## START Listing

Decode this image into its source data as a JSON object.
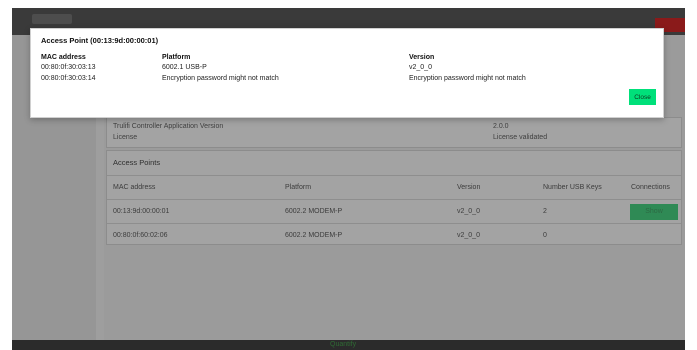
{
  "app": {
    "footer_text": "Quantify"
  },
  "controller_info": {
    "rows": [
      {
        "label": "Trulifi Controller Application Version",
        "value": "2.0.0"
      },
      {
        "label": "License",
        "value": "License validated"
      }
    ]
  },
  "access_points": {
    "title": "Access Points",
    "columns": [
      "MAC address",
      "Platform",
      "Version",
      "Number USB Keys",
      "Connections"
    ],
    "rows": [
      {
        "mac": "00:13:9d:00:00:01",
        "platform": "6002.2 MODEM-P",
        "version": "v2_0_0",
        "usb_keys": "2",
        "action": "Show"
      },
      {
        "mac": "00:80:0f:60:02:06",
        "platform": "6002.2 MODEM-P",
        "version": "v2_0_0",
        "usb_keys": "0",
        "action": ""
      }
    ]
  },
  "modal": {
    "title": "Access Point (00:13:9d:00:00:01)",
    "columns": [
      "MAC address",
      "Platform",
      "Version"
    ],
    "rows": [
      {
        "mac": "00:80:0f:30:03:13",
        "platform": "6002.1 USB-P",
        "version": "v2_0_0"
      },
      {
        "mac": "00:80:0f:30:03:14",
        "platform": "Encryption password might not match",
        "version": "Encryption password might not match"
      }
    ],
    "close_label": "Close"
  },
  "colors": {
    "close_button": "#00e07a",
    "show_button": "#2f8a55",
    "header_danger": "#8a1a1a"
  }
}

## END Listing

Aim of the task:
Your task is to copy the entries in full and exactly, without any images.

Exercise result:
Decode this image into its source data as a JSON object.
{
  "app": {
    "footer_text": "Quantify"
  },
  "controller_info": {
    "rows": [
      {
        "label": "Trulifi Controller Application Version",
        "value": "2.0.0"
      },
      {
        "label": "License",
        "value": "License validated"
      }
    ]
  },
  "access_points": {
    "title": "Access Points",
    "columns": [
      "MAC address",
      "Platform",
      "Version",
      "Number USB Keys",
      "Connections"
    ],
    "rows": [
      {
        "mac": "00:13:9d:00:00:01",
        "platform": "6002.2 MODEM-P",
        "version": "v2_0_0",
        "usb_keys": "2",
        "action": "Show"
      },
      {
        "mac": "00:80:0f:60:02:06",
        "platform": "6002.2 MODEM-P",
        "version": "v2_0_0",
        "usb_keys": "0",
        "action": ""
      }
    ]
  },
  "modal": {
    "title": "Access Point (00:13:9d:00:00:01)",
    "columns": [
      "MAC address",
      "Platform",
      "Version"
    ],
    "rows": [
      {
        "mac": "00:80:0f:30:03:13",
        "platform": "6002.1 USB-P",
        "version": "v2_0_0"
      },
      {
        "mac": "00:80:0f:30:03:14",
        "platform": "Encryption password might not match",
        "version": "Encryption password might not match"
      }
    ],
    "close_label": "Close"
  },
  "colors": {
    "close_button": "#00e07a",
    "show_button": "#2f8a55",
    "header_danger": "#8a1a1a"
  }
}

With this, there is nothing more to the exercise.